-- START RAW RECORDS --

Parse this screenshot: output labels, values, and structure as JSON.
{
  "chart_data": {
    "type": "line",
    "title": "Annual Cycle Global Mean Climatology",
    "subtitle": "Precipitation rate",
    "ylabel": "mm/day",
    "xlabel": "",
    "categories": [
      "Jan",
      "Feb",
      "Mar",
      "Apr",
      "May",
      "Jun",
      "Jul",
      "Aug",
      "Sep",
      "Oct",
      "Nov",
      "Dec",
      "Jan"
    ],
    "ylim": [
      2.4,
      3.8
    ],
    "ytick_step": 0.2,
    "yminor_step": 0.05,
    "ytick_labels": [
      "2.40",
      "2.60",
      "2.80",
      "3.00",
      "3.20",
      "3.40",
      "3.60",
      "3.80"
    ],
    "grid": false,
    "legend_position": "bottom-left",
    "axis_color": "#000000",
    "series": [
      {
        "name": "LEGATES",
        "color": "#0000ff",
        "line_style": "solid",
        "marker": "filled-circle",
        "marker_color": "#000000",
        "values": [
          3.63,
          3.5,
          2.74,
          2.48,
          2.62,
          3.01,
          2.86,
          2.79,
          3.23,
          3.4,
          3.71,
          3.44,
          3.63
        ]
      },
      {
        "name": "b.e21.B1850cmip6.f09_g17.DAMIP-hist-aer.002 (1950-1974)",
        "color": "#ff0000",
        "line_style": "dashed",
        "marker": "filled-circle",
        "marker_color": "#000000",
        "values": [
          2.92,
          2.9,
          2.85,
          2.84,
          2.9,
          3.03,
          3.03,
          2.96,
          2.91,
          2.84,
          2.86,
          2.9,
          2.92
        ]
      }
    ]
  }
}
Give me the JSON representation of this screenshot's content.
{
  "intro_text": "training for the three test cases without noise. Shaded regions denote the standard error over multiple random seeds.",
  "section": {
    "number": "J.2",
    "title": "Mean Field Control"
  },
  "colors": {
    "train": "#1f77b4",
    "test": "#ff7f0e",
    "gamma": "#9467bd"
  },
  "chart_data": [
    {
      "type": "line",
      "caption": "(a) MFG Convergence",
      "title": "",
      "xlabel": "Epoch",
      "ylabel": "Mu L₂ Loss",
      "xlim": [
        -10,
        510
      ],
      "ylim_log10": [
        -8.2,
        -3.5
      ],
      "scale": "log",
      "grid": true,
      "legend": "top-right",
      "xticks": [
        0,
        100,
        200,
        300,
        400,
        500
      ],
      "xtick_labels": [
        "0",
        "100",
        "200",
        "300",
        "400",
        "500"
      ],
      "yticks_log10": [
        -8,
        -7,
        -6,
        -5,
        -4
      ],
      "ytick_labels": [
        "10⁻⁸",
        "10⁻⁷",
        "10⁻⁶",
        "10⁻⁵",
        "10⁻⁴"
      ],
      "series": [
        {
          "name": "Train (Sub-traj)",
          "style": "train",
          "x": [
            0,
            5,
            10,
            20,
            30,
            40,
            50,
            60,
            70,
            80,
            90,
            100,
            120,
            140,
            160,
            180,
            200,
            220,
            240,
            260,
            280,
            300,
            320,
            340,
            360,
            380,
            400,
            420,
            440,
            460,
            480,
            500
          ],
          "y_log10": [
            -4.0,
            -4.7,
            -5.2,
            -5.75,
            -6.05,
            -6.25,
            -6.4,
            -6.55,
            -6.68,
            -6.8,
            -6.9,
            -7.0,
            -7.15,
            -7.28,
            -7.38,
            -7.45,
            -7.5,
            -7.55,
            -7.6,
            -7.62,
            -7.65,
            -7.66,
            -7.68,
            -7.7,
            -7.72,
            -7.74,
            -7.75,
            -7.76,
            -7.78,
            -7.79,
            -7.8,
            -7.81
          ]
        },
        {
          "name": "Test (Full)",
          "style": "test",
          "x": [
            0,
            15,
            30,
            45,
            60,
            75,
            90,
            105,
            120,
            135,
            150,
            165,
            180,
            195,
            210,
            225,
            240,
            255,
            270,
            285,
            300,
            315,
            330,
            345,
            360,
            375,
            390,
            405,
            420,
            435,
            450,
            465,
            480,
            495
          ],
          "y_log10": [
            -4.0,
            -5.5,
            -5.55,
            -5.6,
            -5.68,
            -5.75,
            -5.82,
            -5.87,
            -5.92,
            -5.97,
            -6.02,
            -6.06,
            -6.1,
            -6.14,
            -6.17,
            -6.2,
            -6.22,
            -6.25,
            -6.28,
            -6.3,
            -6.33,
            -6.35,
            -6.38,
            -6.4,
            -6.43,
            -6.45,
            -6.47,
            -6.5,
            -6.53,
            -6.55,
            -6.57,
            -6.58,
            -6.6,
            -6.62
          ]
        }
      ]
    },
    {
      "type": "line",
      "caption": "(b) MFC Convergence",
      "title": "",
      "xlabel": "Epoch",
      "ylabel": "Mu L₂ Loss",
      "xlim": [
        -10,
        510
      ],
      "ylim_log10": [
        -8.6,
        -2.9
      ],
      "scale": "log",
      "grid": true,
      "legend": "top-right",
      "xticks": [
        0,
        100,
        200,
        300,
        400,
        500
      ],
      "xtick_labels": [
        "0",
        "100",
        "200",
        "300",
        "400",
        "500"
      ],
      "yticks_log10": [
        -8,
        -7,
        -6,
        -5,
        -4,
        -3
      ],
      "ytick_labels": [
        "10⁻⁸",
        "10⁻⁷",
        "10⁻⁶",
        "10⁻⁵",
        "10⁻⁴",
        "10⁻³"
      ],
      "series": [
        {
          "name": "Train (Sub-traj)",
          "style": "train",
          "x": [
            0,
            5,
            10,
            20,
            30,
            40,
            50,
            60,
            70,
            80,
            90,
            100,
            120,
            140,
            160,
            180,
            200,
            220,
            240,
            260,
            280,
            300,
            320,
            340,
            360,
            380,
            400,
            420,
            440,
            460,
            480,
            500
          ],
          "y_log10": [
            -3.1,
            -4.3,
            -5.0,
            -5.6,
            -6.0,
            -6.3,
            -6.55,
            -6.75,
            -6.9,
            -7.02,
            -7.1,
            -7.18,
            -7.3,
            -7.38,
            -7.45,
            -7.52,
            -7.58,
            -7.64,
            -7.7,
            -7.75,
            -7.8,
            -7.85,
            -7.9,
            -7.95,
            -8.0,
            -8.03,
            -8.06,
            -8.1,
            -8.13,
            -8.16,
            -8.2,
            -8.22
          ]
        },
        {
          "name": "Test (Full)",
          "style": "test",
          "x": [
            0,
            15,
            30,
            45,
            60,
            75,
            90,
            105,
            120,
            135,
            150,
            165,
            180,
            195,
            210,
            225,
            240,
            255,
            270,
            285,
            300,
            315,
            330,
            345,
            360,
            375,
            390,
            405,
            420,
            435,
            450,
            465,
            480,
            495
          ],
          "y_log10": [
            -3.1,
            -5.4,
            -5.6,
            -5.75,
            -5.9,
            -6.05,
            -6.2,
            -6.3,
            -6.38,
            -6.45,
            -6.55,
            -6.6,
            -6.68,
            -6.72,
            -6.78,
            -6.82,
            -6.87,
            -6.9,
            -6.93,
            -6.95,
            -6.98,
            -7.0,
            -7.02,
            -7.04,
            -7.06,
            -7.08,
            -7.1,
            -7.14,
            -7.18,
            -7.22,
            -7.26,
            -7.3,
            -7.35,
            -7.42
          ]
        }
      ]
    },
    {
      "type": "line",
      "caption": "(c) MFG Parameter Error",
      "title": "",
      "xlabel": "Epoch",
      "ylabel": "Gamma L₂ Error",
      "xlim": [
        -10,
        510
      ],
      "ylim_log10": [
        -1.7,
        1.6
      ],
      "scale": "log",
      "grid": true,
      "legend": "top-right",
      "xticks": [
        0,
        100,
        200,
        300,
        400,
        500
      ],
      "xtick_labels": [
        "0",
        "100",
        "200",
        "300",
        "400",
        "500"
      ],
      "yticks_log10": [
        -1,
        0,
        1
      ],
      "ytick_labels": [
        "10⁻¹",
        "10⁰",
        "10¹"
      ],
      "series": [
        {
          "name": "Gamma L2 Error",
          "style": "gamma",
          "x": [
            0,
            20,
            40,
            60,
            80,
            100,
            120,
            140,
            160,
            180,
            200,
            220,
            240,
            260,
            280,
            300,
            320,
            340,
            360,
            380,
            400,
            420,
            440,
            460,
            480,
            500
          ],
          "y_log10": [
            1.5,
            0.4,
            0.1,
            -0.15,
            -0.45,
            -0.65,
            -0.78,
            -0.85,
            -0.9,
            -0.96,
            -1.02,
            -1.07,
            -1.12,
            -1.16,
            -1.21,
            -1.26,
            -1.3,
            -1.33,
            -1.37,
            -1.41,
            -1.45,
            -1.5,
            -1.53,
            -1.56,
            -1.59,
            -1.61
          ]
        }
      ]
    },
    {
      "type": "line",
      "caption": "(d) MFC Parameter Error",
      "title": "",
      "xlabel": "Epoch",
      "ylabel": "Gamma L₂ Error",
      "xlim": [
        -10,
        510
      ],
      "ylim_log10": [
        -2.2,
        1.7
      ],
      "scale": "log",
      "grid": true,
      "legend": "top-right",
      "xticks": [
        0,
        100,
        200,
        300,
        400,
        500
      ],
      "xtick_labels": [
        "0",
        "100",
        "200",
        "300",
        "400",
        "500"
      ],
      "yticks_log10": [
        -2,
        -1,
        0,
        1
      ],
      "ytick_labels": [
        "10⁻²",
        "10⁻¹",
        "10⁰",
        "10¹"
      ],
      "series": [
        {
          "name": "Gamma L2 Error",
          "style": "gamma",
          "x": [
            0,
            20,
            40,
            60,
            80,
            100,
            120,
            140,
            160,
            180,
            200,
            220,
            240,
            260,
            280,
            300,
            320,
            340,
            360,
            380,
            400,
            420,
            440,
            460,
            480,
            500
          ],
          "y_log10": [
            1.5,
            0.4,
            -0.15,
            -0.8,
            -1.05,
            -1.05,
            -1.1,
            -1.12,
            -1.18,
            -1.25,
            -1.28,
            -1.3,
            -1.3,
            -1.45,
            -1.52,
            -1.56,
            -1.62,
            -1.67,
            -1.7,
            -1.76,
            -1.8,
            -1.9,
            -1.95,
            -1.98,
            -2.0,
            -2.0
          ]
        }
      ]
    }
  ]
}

-- END RAW RECORDS --

Within the material above, find the lines that contain the word "screenshot"; copy them.

◆ **EXERCISE RESULT**:
Parse this screenshot: output labels, values, and structure as JSON.
Give me the JSON representation of this screenshot's content.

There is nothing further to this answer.